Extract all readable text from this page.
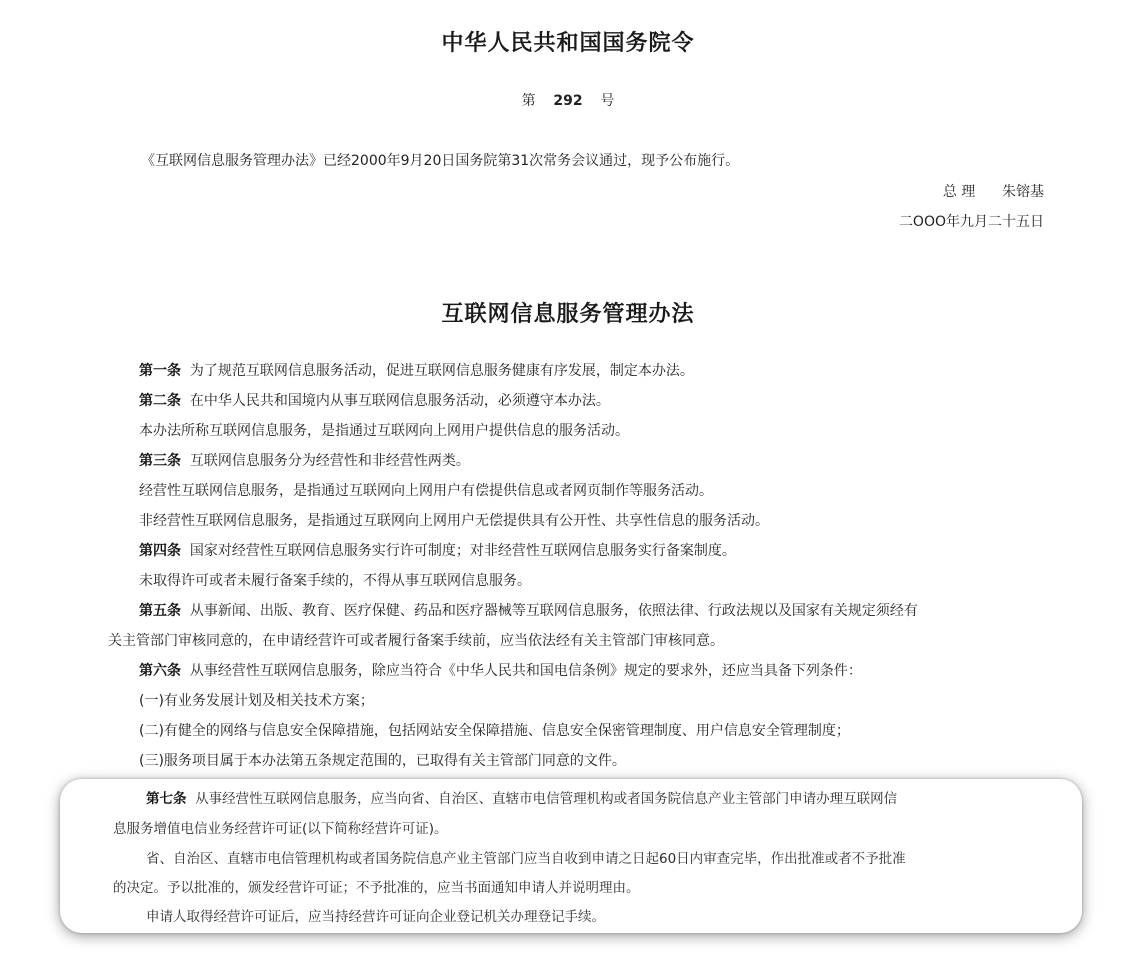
中华人民共和国国务院令
第 292 号
《互联网信息服务管理办法》已经2000年9月20日国务院第31次常务会议通过，现予公布施行。
总 理 朱镕基
二OOO年九月二十五日
互联网信息服务管理办法
第一条 为了规范互联网信息服务活动，促进互联网信息服务健康有序发展，制定本办法。
第二条 在中华人民共和国境内从事互联网信息服务活动，必须遵守本办法。
本办法所称互联网信息服务，是指通过互联网向上网用户提供信息的服务活动。
第三条 互联网信息服务分为经营性和非经营性两类。
经营性互联网信息服务，是指通过互联网向上网用户有偿提供信息或者网页制作等服务活动。
非经营性互联网信息服务，是指通过互联网向上网用户无偿提供具有公开性、共享性信息的服务活动。
第四条 国家对经营性互联网信息服务实行许可制度；对非经营性互联网信息服务实行备案制度。
未取得许可或者未履行备案手续的，不得从事互联网信息服务。
第五条 从事新闻、出版、教育、医疗保健、药品和医疗器械等互联网信息服务，依照法律、行政法规以及国家有关规定须经有
关主管部门审核同意的，在申请经营许可或者履行备案手续前，应当依法经有关主管部门审核同意。
第六条 从事经营性互联网信息服务，除应当符合《中华人民共和国电信条例》规定的要求外，还应当具备下列条件：
(一)有业务发展计划及相关技术方案；
(二)有健全的网络与信息安全保障措施，包括网站安全保障措施、信息安全保密管理制度、用户信息安全管理制度；
(三)服务项目属于本办法第五条规定范围的，已取得有关主管部门同意的文件。
第七条 从事经营性互联网信息服务，应当向省、自治区、直辖市电信管理机构或者国务院信息产业主管部门申请办理互联网信
息服务增值电信业务经营许可证(以下简称经营许可证)。
省、自治区、直辖市电信管理机构或者国务院信息产业主管部门应当自收到申请之日起60日内审查完毕，作出批准或者不予批准
的决定。予以批准的，颁发经营许可证；不予批准的，应当书面通知申请人并说明理由。
申请人取得经营许可证后，应当持经营许可证向企业登记机关办理登记手续。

> Problem to solve:
Copy the entries exactly. Leave out the images.

> Written answer:
Extract all readable text from this page.
中华人民共和国国务院令
第 292 号
《互联网信息服务管理办法》已经2000年9月20日国务院第31次常务会议通过，现予公布施行。
总 理 朱镕基
二OOO年九月二十五日
互联网信息服务管理办法
第一条 为了规范互联网信息服务活动，促进互联网信息服务健康有序发展，制定本办法。
第二条 在中华人民共和国境内从事互联网信息服务活动，必须遵守本办法。
本办法所称互联网信息服务，是指通过互联网向上网用户提供信息的服务活动。
第三条 互联网信息服务分为经营性和非经营性两类。
经营性互联网信息服务，是指通过互联网向上网用户有偿提供信息或者网页制作等服务活动。
非经营性互联网信息服务，是指通过互联网向上网用户无偿提供具有公开性、共享性信息的服务活动。
第四条 国家对经营性互联网信息服务实行许可制度；对非经营性互联网信息服务实行备案制度。
未取得许可或者未履行备案手续的，不得从事互联网信息服务。
第五条 从事新闻、出版、教育、医疗保健、药品和医疗器械等互联网信息服务，依照法律、行政法规以及国家有关规定须经有
关主管部门审核同意的，在申请经营许可或者履行备案手续前，应当依法经有关主管部门审核同意。
第六条 从事经营性互联网信息服务，除应当符合《中华人民共和国电信条例》规定的要求外，还应当具备下列条件：
(一)有业务发展计划及相关技术方案；
(二)有健全的网络与信息安全保障措施，包括网站安全保障措施、信息安全保密管理制度、用户信息安全管理制度；
(三)服务项目属于本办法第五条规定范围的，已取得有关主管部门同意的文件。
第七条 从事经营性互联网信息服务，应当向省、自治区、直辖市电信管理机构或者国务院信息产业主管部门申请办理互联网信
息服务增值电信业务经营许可证(以下简称经营许可证)。
省、自治区、直辖市电信管理机构或者国务院信息产业主管部门应当自收到申请之日起60日内审查完毕，作出批准或者不予批准
的决定。予以批准的，颁发经营许可证；不予批准的，应当书面通知申请人并说明理由。
申请人取得经营许可证后，应当持经营许可证向企业登记机关办理登记手续。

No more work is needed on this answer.